**Written exercise:** Every line with the word "autem" in it should be extracted from the data that follows.

**Records for the task:**
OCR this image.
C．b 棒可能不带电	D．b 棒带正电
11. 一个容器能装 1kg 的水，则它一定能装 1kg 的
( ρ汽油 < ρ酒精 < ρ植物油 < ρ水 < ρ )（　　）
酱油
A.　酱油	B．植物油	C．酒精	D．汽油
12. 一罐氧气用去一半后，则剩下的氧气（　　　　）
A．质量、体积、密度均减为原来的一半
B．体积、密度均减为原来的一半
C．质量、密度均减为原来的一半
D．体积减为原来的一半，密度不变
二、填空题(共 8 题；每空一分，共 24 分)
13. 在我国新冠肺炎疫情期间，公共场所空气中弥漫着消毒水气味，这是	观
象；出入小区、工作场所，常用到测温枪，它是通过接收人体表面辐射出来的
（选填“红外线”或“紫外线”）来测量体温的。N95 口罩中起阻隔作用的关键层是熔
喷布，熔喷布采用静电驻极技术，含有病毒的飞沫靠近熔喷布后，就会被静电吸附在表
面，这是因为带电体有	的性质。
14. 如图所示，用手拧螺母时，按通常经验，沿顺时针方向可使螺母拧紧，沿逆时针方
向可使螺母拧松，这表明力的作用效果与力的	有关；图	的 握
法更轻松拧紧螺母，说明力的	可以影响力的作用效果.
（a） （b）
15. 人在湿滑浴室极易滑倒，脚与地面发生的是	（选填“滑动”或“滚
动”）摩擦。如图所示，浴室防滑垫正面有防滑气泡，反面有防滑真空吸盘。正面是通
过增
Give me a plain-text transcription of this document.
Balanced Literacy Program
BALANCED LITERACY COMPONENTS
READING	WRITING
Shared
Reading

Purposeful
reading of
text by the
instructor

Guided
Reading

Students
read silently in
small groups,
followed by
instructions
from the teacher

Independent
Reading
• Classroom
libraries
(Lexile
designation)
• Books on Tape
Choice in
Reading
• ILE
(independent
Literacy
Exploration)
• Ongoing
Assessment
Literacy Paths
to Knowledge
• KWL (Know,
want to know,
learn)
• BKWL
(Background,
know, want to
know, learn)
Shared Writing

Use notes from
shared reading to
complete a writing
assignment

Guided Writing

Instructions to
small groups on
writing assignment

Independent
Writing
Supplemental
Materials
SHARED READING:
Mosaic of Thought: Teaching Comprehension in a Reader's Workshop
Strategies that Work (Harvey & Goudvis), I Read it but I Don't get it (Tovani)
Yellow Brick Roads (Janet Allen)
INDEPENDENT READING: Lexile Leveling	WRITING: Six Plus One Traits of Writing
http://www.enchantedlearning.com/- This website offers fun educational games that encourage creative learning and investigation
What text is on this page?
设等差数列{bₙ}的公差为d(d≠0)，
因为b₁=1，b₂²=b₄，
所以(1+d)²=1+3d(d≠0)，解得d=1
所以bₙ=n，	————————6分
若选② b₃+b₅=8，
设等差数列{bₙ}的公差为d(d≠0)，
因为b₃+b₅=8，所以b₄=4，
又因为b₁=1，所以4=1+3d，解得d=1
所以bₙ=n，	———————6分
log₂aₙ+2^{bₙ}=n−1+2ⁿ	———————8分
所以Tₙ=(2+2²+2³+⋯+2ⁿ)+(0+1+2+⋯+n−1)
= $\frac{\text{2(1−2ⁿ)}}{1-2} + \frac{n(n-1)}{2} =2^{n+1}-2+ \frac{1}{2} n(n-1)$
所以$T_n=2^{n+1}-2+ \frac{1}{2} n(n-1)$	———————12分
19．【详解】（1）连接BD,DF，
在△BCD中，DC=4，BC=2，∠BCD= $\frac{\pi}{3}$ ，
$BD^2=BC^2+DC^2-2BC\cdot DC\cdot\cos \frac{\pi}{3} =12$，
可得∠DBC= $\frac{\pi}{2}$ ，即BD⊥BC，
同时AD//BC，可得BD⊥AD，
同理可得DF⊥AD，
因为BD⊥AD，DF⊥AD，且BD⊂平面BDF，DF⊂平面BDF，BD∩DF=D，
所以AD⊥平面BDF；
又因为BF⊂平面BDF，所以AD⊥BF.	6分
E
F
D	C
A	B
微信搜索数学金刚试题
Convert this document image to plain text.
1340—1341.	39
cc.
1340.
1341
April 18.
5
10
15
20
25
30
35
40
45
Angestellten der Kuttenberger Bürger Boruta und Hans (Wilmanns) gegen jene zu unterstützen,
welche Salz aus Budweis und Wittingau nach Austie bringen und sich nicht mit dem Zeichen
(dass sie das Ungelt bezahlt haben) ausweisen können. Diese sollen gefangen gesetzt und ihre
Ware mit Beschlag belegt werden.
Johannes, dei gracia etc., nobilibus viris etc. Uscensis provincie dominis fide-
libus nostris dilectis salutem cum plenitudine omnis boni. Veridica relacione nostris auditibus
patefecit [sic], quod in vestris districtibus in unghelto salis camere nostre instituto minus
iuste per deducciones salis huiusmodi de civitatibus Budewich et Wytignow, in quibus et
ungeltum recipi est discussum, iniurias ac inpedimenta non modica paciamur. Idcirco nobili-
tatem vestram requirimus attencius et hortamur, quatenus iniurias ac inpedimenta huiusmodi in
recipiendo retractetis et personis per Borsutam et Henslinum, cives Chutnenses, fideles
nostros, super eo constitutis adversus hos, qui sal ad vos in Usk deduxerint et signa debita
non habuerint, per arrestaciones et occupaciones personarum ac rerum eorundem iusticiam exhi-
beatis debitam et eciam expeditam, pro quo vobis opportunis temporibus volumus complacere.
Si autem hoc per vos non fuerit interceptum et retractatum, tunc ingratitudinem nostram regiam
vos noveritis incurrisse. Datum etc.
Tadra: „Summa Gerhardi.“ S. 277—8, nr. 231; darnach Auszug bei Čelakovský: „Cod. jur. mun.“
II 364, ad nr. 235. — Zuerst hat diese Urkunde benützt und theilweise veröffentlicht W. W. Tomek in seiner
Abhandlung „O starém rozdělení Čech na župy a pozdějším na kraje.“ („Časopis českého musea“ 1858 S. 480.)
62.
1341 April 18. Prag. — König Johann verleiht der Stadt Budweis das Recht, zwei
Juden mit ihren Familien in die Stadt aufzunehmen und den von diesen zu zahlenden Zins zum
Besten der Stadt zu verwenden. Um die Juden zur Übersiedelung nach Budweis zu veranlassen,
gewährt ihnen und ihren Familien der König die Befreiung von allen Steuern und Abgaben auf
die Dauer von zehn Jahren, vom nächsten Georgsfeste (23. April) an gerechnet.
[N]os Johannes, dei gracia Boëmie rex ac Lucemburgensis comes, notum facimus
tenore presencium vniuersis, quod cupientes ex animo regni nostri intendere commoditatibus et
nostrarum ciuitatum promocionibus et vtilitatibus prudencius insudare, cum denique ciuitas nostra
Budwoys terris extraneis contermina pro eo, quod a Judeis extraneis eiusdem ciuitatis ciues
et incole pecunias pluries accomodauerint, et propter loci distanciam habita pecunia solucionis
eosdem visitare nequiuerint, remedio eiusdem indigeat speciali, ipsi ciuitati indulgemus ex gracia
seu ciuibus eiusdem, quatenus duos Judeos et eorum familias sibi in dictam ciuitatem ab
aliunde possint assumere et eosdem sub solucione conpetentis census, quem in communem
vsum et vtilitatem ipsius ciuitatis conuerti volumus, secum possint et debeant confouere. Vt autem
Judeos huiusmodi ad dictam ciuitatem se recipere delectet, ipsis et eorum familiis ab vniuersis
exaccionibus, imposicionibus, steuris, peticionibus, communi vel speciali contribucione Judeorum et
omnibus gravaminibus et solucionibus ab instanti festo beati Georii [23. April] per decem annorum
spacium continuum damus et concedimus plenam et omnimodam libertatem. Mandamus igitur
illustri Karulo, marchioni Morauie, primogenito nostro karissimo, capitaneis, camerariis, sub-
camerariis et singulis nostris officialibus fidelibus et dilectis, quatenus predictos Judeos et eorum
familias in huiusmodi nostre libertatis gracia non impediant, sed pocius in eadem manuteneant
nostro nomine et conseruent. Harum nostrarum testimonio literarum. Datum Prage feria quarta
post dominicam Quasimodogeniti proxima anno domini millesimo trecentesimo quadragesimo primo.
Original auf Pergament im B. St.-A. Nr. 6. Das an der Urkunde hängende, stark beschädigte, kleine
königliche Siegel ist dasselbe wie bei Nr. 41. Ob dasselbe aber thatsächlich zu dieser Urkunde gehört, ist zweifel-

**The completed task:**
Si autem hoc per vos non fuerit interceptum et retractatum, tunc ingratitudinem nostram regiam
vsum et vtilitatem ipsius ciuitatis conuerti volumus, secum possint et debeant confouere. Vt autem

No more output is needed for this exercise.